Required work: From the entries that follow, extract each line holding the string "fixation".

Dataset items:

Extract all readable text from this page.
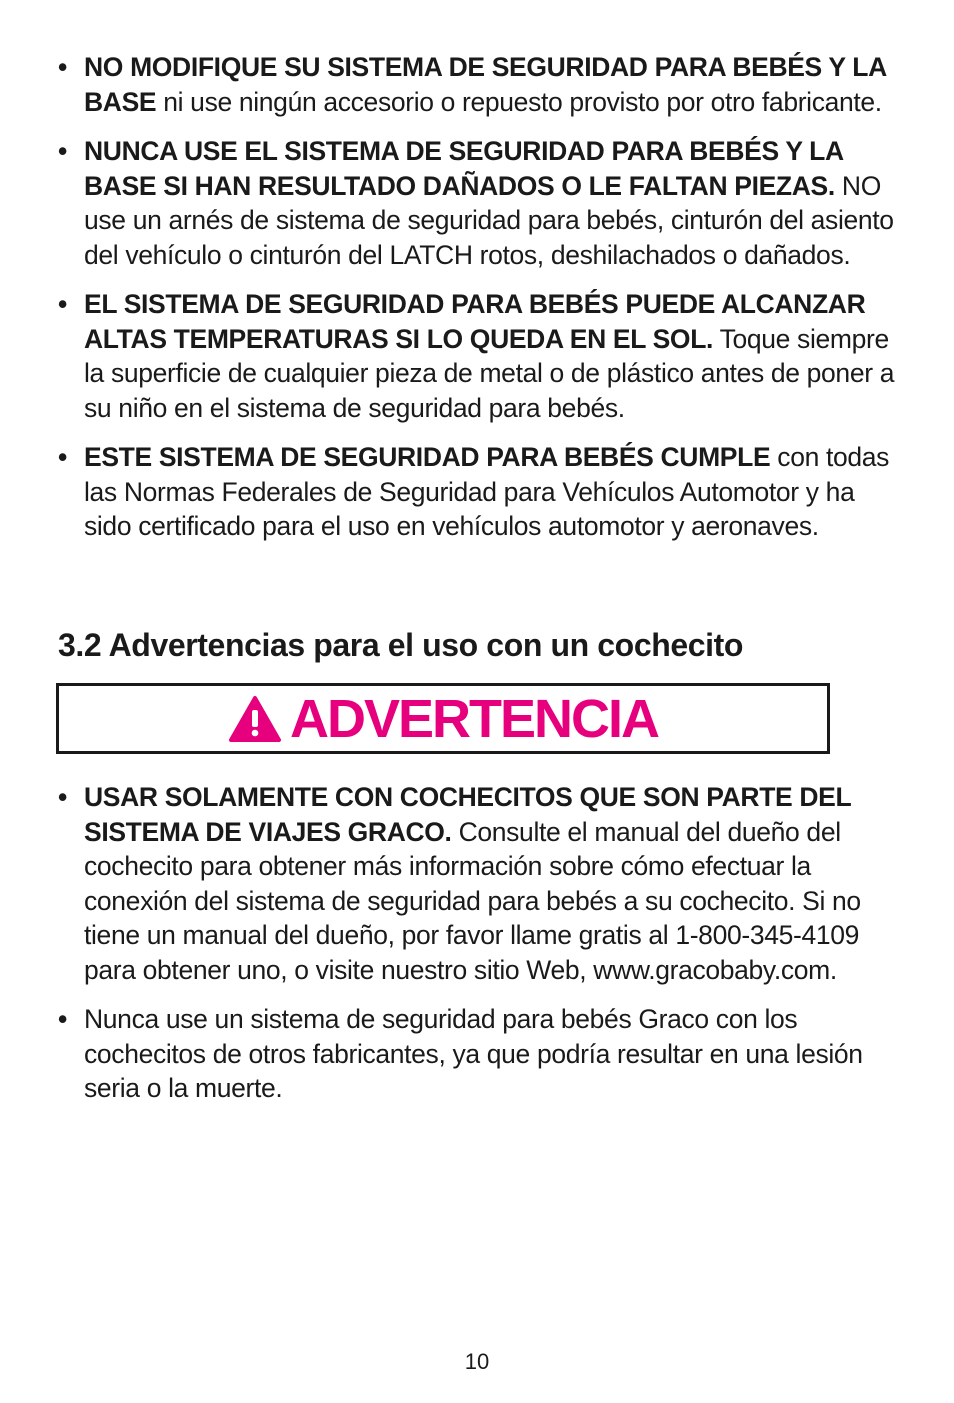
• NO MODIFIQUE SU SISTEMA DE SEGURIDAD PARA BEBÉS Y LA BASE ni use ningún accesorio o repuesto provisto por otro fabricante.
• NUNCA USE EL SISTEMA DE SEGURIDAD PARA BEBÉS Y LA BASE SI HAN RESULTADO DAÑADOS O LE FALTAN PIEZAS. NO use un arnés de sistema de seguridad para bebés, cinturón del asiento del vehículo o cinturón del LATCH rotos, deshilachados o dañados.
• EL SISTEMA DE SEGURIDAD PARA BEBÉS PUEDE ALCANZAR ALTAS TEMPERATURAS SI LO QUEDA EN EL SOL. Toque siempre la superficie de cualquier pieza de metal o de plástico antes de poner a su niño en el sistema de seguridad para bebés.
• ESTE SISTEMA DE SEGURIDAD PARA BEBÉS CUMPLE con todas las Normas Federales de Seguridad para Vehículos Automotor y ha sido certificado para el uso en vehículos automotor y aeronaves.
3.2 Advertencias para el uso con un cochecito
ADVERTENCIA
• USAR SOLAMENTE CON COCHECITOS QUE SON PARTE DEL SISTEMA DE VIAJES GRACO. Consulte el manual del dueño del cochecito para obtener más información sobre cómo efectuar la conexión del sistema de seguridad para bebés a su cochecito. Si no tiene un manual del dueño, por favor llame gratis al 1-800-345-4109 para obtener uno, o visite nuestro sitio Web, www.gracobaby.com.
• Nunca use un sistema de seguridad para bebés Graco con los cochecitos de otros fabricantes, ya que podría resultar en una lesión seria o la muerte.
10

--

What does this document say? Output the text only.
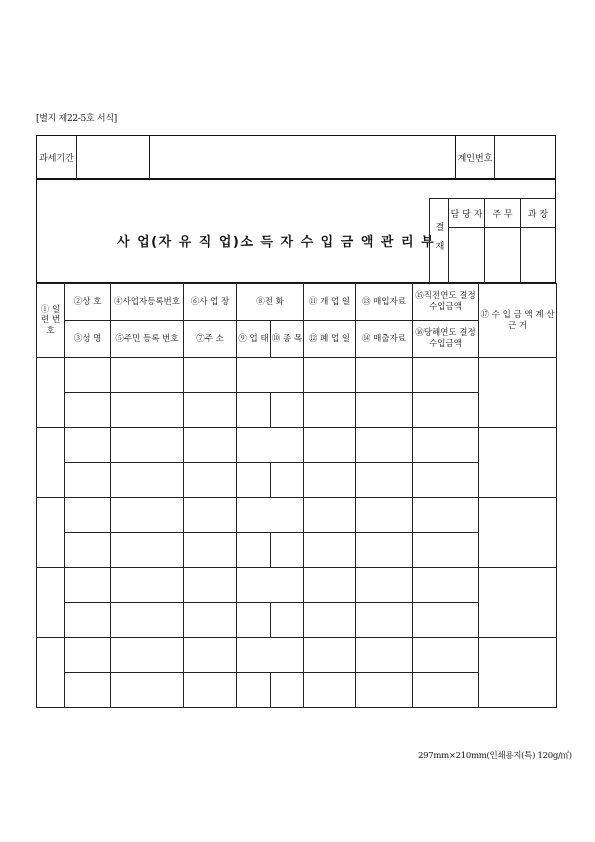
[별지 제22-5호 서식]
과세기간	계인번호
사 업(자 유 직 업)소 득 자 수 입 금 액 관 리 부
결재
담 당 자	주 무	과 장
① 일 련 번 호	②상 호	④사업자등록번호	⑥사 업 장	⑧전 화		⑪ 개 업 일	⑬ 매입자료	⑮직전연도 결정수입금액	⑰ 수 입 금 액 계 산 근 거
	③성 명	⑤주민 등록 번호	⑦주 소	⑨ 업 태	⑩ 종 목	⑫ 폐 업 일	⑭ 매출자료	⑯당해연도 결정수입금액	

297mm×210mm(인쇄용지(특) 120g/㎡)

* * *

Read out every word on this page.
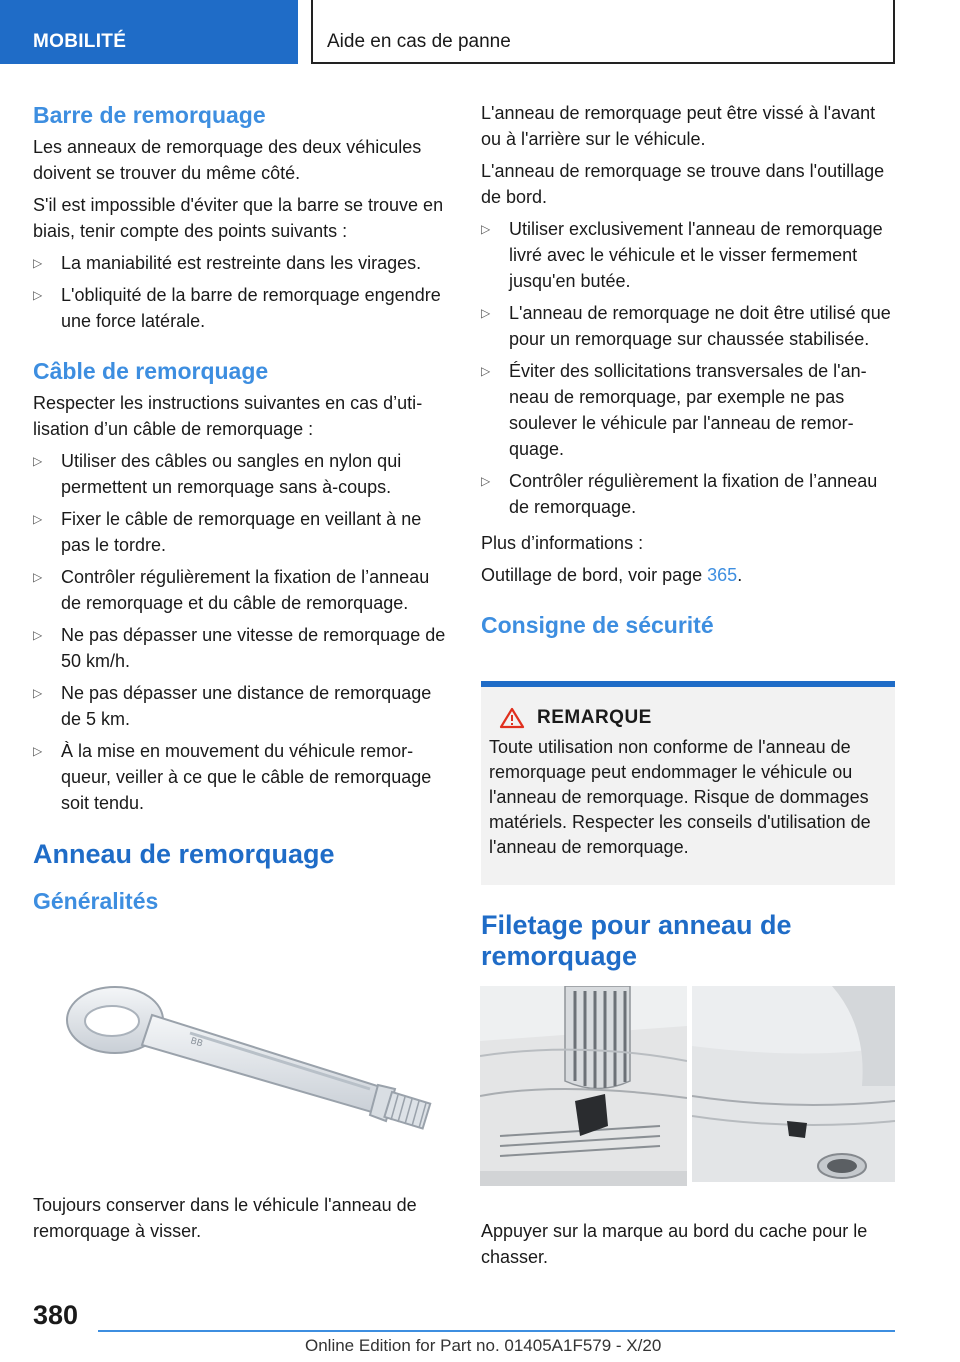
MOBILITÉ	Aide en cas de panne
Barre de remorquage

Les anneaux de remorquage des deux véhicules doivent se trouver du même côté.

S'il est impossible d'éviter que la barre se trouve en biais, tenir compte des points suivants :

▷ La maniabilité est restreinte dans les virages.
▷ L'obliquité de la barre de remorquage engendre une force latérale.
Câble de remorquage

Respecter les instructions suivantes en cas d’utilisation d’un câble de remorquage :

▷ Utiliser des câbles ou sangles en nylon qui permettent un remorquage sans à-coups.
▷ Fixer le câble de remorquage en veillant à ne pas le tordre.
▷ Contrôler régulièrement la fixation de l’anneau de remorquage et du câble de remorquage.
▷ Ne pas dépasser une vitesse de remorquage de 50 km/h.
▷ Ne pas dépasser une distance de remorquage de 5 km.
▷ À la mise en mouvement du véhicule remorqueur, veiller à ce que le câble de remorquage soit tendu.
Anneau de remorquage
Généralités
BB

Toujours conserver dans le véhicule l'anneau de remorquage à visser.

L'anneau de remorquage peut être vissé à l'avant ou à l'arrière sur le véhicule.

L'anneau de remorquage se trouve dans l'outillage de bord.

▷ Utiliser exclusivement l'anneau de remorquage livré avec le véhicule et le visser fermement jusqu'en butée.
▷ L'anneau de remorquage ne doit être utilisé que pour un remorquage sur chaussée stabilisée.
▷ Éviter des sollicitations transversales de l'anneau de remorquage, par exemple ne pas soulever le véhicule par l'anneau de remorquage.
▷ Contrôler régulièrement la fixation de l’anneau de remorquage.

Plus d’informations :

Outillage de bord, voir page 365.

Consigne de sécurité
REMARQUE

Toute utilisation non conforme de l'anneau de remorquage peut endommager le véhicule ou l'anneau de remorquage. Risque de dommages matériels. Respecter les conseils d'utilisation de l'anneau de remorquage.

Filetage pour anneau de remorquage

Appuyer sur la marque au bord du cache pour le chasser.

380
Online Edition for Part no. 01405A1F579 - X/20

Task answer:
▷ Contrôler régulièrement la fixation de l’anneau de remorquage et du câble de remorquage.
▷ Contrôler régulièrement la fixation de l’anneau de remorquage.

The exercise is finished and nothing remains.